• TASK PROMPT: Collect each line holding the string "value".

• LISTED RECORDS:

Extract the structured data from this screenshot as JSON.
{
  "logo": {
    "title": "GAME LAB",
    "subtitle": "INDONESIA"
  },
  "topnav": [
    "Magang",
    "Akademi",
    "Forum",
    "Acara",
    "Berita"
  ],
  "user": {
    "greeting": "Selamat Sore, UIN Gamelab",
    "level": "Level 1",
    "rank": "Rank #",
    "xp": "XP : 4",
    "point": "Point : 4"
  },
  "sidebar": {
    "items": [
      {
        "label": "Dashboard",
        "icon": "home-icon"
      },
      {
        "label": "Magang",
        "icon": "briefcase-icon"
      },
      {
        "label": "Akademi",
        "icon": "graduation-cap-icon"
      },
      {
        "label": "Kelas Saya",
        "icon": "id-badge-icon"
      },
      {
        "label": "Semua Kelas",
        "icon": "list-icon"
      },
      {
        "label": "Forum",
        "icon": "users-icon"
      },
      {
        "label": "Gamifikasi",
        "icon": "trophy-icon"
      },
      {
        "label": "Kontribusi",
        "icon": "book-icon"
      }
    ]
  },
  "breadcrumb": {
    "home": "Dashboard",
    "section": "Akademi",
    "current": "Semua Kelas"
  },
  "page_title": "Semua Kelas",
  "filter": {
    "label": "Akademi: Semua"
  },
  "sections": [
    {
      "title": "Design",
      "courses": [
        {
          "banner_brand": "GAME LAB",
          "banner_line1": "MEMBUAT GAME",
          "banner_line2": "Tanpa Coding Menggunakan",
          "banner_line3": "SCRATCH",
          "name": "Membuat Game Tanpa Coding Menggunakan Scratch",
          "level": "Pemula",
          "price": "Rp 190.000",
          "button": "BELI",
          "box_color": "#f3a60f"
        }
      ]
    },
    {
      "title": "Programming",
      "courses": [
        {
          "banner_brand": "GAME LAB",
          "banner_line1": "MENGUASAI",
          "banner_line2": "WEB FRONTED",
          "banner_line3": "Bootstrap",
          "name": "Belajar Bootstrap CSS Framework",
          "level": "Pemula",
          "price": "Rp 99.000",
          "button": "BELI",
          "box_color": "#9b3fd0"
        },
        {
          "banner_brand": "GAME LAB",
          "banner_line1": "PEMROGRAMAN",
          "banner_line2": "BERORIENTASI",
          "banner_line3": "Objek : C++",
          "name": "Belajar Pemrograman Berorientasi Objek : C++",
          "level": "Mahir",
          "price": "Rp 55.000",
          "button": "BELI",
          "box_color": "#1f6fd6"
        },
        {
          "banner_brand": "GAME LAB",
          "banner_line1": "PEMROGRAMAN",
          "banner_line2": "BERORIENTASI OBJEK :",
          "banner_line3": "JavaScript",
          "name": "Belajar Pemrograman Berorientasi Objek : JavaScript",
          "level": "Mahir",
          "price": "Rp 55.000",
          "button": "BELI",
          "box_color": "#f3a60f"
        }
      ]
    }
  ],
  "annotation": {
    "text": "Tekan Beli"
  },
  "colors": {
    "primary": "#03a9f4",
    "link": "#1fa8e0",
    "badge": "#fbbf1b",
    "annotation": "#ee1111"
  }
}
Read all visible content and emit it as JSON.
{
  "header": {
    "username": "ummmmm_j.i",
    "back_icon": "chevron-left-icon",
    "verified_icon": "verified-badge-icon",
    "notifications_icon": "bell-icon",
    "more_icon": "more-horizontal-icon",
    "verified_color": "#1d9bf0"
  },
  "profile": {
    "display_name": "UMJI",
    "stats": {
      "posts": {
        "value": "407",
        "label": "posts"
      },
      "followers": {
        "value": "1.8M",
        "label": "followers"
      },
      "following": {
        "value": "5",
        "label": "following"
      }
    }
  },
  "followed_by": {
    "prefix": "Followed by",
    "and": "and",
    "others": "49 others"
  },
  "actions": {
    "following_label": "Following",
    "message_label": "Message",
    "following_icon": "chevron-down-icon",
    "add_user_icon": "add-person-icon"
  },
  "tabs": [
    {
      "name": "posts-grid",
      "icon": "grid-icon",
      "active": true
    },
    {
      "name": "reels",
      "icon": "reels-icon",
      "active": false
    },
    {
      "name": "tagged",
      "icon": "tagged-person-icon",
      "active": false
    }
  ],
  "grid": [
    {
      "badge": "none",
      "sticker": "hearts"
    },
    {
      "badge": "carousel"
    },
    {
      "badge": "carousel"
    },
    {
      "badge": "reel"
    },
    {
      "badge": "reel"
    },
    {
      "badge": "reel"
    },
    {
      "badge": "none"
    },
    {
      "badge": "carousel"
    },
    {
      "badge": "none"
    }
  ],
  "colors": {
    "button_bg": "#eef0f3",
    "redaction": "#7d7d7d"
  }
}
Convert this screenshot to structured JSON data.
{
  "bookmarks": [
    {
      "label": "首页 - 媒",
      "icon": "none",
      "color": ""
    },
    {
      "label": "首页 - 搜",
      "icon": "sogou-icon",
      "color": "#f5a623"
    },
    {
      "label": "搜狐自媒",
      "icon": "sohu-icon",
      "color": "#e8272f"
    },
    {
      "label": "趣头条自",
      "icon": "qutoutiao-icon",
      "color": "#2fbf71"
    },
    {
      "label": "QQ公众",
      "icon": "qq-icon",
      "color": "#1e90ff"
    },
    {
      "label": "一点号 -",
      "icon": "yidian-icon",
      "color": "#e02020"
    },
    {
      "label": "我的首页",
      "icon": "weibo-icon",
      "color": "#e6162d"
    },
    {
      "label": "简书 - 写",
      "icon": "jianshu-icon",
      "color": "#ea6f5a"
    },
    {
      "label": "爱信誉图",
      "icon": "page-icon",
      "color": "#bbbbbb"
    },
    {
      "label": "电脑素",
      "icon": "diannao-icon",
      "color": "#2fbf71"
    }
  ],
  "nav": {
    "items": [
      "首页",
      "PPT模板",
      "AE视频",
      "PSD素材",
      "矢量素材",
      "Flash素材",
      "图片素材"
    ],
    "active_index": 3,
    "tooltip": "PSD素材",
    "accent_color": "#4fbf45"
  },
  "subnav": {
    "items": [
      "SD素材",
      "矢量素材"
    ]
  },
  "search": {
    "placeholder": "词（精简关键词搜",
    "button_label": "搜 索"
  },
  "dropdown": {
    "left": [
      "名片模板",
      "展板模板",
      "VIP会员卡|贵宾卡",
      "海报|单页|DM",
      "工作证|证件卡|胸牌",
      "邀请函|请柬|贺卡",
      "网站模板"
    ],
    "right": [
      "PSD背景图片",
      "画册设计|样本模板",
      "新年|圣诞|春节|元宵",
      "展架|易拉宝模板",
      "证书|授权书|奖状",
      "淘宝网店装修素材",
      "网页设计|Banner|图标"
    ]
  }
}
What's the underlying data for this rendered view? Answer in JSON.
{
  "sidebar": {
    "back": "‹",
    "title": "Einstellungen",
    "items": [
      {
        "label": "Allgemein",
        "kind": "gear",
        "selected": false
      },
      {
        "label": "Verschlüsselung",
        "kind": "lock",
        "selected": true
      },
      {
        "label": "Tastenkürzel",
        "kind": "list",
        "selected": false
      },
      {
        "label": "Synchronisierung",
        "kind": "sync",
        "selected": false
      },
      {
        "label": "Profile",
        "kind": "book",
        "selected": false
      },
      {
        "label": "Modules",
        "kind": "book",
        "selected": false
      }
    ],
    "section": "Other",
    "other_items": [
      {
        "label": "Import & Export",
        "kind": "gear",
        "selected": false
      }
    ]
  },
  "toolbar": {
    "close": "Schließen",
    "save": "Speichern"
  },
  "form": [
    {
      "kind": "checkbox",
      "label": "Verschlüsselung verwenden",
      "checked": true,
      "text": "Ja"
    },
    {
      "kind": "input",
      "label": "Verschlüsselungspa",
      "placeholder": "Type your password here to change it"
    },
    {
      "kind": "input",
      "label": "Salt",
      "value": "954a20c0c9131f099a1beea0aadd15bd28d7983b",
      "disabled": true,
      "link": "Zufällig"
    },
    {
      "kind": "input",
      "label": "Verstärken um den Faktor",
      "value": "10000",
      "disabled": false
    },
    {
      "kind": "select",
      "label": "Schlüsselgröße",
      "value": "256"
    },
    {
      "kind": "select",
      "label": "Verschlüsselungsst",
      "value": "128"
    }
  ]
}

• COMPLETE ANSWER:
        "value": "407",
        "value": "1.8M",
        "value": "5",
      "value": "954a20c0c9131f099a1beea0aadd15bd28d7983b",
      "value": "10000",
      "value": "256"
      "value": "128"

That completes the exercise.